▶ Short problem
Search the records that follow and extract every line containing the string "出示图片".

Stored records
════════════════════
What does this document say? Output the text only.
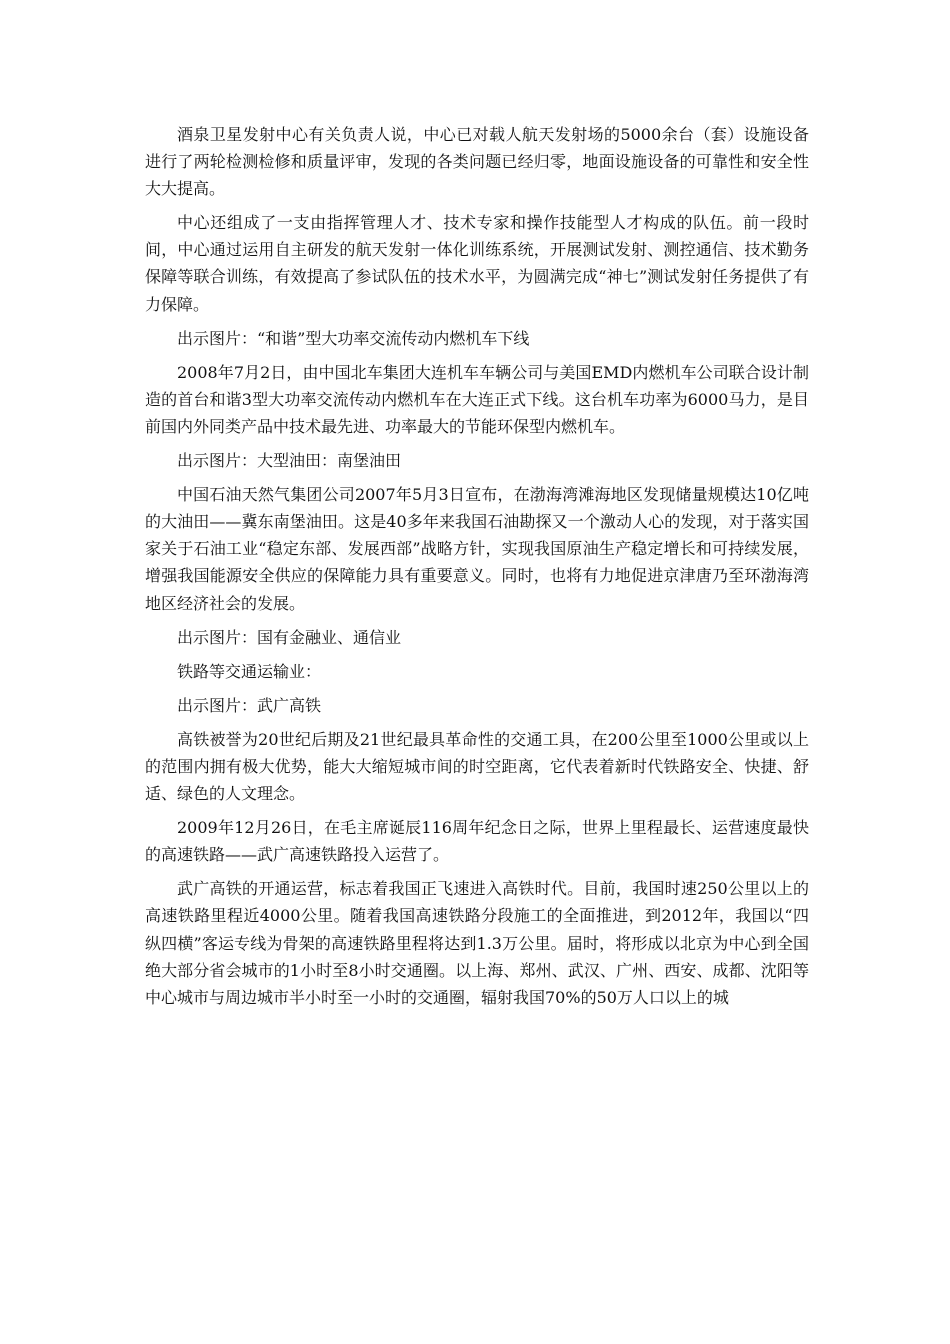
酒泉卫星发射中心有关负责人说，中心已对载人航天发射场的5000余台（套）设施设备进行了两轮检测检修和质量评审，发现的各类问题已经归零，地面设施设备的可靠性和安全性大大提高。

中心还组成了一支由指挥管理人才、技术专家和操作技能型人才构成的队伍。前一段时间，中心通过运用自主研发的航天发射一体化训练系统，开展测试发射、测控通信、技术勤务保障等联合训练，有效提高了参试队伍的技术水平，为圆满完成“神七”测试发射任务提供了有力保障。

出示图片：“和谐”型大功率交流传动内燃机车下线

2008年7月2日，由中国北车集团大连机车车辆公司与美国EMD内燃机车公司联合设计制造的首台和谐3型大功率交流传动内燃机车在大连正式下线。这台机车功率为6000马力，是目前国内外同类产品中技术最先进、功率最大的节能环保型内燃机车。

出示图片：大型油田：南堡油田

中国石油天然气集团公司2007年5月3日宣布，在渤海湾滩海地区发现储量规模达10亿吨的大油田——冀东南堡油田。这是40多年来我国石油勘探又一个激动人心的发现，对于落实国家关于石油工业“稳定东部、发展西部”战略方针，实现我国原油生产稳定增长和可持续发展，增强我国能源安全供应的保障能力具有重要意义。同时，也将有力地促进京津唐乃至环渤海湾地区经济社会的发展。

出示图片：国有金融业、通信业

铁路等交通运输业：

出示图片：武广高铁

高铁被誉为20世纪后期及21世纪最具革命性的交通工具，在200公里至1000公里或以上的范围内拥有极大优势，能大大缩短城市间的时空距离，它代表着新时代铁路安全、快捷、舒适、绿色的人文理念。

2009年12月26日，在毛主席诞辰116周年纪念日之际，世界上里程最长、运营速度最快的高速铁路——武广高速铁路投入运营了。

武广高铁的开通运营，标志着我国正飞速进入高铁时代。目前，我国时速250公里以上的高速铁路里程近4000公里。随着我国高速铁路分段施工的全面推进，到2012年，我国以“四纵四横”客运专线为骨架的高速铁路里程将达到1.3万公里。届时，将形成以北京为中心到全国绝大部分省会城市的1小时至8小时交通圈。以上海、郑州、武汉、广州、西安、成都、沈阳等中心城市与周边城市半小时至一小时的交通圈，辐射我国70%的50万人口以上的城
════════════════════
▶ Correct response
出示图片：“和谐”型大功率交流传动内燃机车下线
出示图片：大型油田：南堡油田
出示图片：国有金融业、通信业
出示图片：武广高铁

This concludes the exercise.